begin DATASET ROWS

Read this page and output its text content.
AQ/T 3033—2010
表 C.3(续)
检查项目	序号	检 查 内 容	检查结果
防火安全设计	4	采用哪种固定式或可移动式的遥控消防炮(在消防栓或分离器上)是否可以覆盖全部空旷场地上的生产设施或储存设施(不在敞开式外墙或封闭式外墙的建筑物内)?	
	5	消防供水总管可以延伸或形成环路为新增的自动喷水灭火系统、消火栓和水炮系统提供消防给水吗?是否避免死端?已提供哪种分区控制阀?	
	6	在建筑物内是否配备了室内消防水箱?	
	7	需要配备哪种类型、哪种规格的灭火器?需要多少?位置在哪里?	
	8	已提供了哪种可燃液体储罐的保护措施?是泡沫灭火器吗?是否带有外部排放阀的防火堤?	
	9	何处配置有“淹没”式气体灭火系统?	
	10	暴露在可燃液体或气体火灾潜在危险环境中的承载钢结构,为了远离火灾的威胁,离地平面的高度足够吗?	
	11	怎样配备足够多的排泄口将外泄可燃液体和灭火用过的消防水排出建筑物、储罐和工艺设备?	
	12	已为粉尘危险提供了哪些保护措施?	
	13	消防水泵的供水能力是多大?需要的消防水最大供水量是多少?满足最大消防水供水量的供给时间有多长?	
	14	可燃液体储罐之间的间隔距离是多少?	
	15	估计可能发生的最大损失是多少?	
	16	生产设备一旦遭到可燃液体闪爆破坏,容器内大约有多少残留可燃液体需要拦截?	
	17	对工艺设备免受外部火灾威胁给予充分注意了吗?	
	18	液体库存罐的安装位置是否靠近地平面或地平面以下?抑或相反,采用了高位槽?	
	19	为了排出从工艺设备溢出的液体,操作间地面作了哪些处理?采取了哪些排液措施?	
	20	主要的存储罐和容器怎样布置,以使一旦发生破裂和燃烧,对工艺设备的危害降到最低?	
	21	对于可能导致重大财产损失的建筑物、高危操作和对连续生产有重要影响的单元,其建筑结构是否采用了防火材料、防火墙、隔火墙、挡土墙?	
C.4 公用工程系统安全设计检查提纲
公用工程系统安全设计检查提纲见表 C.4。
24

end DATASET ROWS

* WRITTEN EXERCISE *
The records above should be duplicated in full, exactly as given.

* RESPONSE TO THIS EXERCISE *
Read this page and output its text content.
AQ/T 3033—2010
表 C.3(续)
检查项目	序号	检 查 内 容	检查结果
防火安全设计	4	采用哪种固定式或可移动式的遥控消防炮(在消防栓或分离器上)是否可以覆盖全部空旷场地上的生产设施或储存设施(不在敞开式外墙或封闭式外墙的建筑物内)?	
	5	消防供水总管可以延伸或形成环路为新增的自动喷水灭火系统、消火栓和水炮系统提供消防给水吗?是否避免死端?已提供哪种分区控制阀?	
	6	在建筑物内是否配备了室内消防水箱?	
	7	需要配备哪种类型、哪种规格的灭火器?需要多少?位置在哪里?	
	8	已提供了哪种可燃液体储罐的保护措施?是泡沫灭火器吗?是否带有外部排放阀的防火堤?	
	9	何处配置有“淹没”式气体灭火系统?	
	10	暴露在可燃液体或气体火灾潜在危险环境中的承载钢结构,为了远离火灾的威胁,离地平面的高度足够吗?	
	11	怎样配备足够多的排泄口将外泄可燃液体和灭火用过的消防水排出建筑物、储罐和工艺设备?	
	12	已为粉尘危险提供了哪些保护措施?	
	13	消防水泵的供水能力是多大?需要的消防水最大供水量是多少?满足最大消防水供水量的供给时间有多长?	
	14	可燃液体储罐之间的间隔距离是多少?	
	15	估计可能发生的最大损失是多少?	
	16	生产设备一旦遭到可燃液体闪爆破坏,容器内大约有多少残留可燃液体需要拦截?	
	17	对工艺设备免受外部火灾威胁给予充分注意了吗?	
	18	液体库存罐的安装位置是否靠近地平面或地平面以下?抑或相反,采用了高位槽?	
	19	为了排出从工艺设备溢出的液体,操作间地面作了哪些处理?采取了哪些排液措施?	
	20	主要的存储罐和容器怎样布置,以使一旦发生破裂和燃烧,对工艺设备的危害降到最低?	
	21	对于可能导致重大财产损失的建筑物、高危操作和对连续生产有重要影响的单元,其建筑结构是否采用了防火材料、防火墙、隔火墙、挡土墙?	
C.4 公用工程系统安全设计检查提纲
公用工程系统安全设计检查提纲见表 C.4。
24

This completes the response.